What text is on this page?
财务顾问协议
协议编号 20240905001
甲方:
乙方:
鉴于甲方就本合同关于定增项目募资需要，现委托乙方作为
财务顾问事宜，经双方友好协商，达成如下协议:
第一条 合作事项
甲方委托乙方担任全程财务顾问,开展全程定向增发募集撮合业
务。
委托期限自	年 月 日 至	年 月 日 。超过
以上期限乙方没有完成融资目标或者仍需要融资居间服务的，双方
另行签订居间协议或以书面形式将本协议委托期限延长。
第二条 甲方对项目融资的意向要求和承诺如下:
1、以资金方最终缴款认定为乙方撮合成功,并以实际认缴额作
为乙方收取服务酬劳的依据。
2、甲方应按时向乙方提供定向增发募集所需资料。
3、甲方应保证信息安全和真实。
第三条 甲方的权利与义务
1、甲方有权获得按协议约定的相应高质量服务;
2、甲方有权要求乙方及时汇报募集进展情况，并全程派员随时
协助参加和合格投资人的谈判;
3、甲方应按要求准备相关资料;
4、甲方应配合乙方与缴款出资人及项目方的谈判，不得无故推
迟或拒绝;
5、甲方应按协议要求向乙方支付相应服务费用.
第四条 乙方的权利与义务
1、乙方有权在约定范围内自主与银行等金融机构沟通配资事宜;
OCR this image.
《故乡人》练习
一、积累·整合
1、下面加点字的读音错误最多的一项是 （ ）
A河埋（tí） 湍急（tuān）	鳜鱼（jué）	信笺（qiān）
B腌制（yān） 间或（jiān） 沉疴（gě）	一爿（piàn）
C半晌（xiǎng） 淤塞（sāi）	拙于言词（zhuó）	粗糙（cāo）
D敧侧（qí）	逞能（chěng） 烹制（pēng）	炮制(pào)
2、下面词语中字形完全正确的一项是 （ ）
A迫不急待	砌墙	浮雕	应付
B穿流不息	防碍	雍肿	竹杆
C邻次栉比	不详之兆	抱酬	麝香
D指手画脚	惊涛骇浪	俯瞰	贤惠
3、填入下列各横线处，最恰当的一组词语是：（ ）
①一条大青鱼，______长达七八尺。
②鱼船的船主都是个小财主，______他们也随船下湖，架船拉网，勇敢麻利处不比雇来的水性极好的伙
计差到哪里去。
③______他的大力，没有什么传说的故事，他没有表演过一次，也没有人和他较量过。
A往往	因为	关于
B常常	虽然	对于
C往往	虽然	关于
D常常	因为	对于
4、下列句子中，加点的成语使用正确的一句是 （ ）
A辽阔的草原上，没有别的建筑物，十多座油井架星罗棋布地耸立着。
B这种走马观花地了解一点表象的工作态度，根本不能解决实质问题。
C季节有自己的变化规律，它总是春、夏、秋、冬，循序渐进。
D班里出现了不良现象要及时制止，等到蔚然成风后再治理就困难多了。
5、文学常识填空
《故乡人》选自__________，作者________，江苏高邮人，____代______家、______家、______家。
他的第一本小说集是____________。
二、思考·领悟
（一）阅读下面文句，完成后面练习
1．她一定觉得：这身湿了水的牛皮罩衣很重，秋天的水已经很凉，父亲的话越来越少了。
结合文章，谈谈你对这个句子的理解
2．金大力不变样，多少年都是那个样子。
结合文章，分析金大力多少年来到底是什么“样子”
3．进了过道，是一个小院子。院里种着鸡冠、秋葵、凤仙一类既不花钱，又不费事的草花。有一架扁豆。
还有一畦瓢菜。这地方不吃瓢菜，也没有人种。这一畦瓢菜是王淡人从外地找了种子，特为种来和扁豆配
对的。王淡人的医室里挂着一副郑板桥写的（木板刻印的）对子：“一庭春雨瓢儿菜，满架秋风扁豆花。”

## Stated goal
Extract all of the data above without altering anything.

## Final answer
What text is on this page?
财务顾问协议
协议编号 20240905001
甲方:
乙方:
鉴于甲方就本合同关于定增项目募资需要，现委托乙方作为
财务顾问事宜，经双方友好协商，达成如下协议:
第一条 合作事项
甲方委托乙方担任全程财务顾问,开展全程定向增发募集撮合业
务。
委托期限自	年 月 日 至	年 月 日 。超过
以上期限乙方没有完成融资目标或者仍需要融资居间服务的，双方
另行签订居间协议或以书面形式将本协议委托期限延长。
第二条 甲方对项目融资的意向要求和承诺如下:
1、以资金方最终缴款认定为乙方撮合成功,并以实际认缴额作
为乙方收取服务酬劳的依据。
2、甲方应按时向乙方提供定向增发募集所需资料。
3、甲方应保证信息安全和真实。
第三条 甲方的权利与义务
1、甲方有权获得按协议约定的相应高质量服务;
2、甲方有权要求乙方及时汇报募集进展情况，并全程派员随时
协助参加和合格投资人的谈判;
3、甲方应按要求准备相关资料;
4、甲方应配合乙方与缴款出资人及项目方的谈判，不得无故推
迟或拒绝;
5、甲方应按协议要求向乙方支付相应服务费用.
第四条 乙方的权利与义务
1、乙方有权在约定范围内自主与银行等金融机构沟通配资事宜;
OCR this image.
《故乡人》练习
一、积累·整合
1、下面加点字的读音错误最多的一项是 （ ）
A河埋（tí） 湍急（tuān）	鳜鱼（jué）	信笺（qiān）
B腌制（yān） 间或（jiān） 沉疴（gě）	一爿（piàn）
C半晌（xiǎng） 淤塞（sāi）	拙于言词（zhuó）	粗糙（cāo）
D敧侧（qí）	逞能（chěng） 烹制（pēng）	炮制(pào)
2、下面词语中字形完全正确的一项是 （ ）
A迫不急待	砌墙	浮雕	应付
B穿流不息	防碍	雍肿	竹杆
C邻次栉比	不详之兆	抱酬	麝香
D指手画脚	惊涛骇浪	俯瞰	贤惠
3、填入下列各横线处，最恰当的一组词语是：（ ）
①一条大青鱼，______长达七八尺。
②鱼船的船主都是个小财主，______他们也随船下湖，架船拉网，勇敢麻利处不比雇来的水性极好的伙
计差到哪里去。
③______他的大力，没有什么传说的故事，他没有表演过一次，也没有人和他较量过。
A往往	因为	关于
B常常	虽然	对于
C往往	虽然	关于
D常常	因为	对于
4、下列句子中，加点的成语使用正确的一句是 （ ）
A辽阔的草原上，没有别的建筑物，十多座油井架星罗棋布地耸立着。
B这种走马观花地了解一点表象的工作态度，根本不能解决实质问题。
C季节有自己的变化规律，它总是春、夏、秋、冬，循序渐进。
D班里出现了不良现象要及时制止，等到蔚然成风后再治理就困难多了。
5、文学常识填空
《故乡人》选自__________，作者________，江苏高邮人，____代______家、______家、______家。
他的第一本小说集是____________。
二、思考·领悟
（一）阅读下面文句，完成后面练习
1．她一定觉得：这身湿了水的牛皮罩衣很重，秋天的水已经很凉，父亲的话越来越少了。
结合文章，谈谈你对这个句子的理解
2．金大力不变样，多少年都是那个样子。
结合文章，分析金大力多少年来到底是什么“样子”
3．进了过道，是一个小院子。院里种着鸡冠、秋葵、凤仙一类既不花钱，又不费事的草花。有一架扁豆。
还有一畦瓢菜。这地方不吃瓢菜，也没有人种。这一畦瓢菜是王淡人从外地找了种子，特为种来和扁豆配
对的。王淡人的医室里挂着一副郑板桥写的（木板刻印的）对子：“一庭春雨瓢儿菜，满架秋风扁豆花。”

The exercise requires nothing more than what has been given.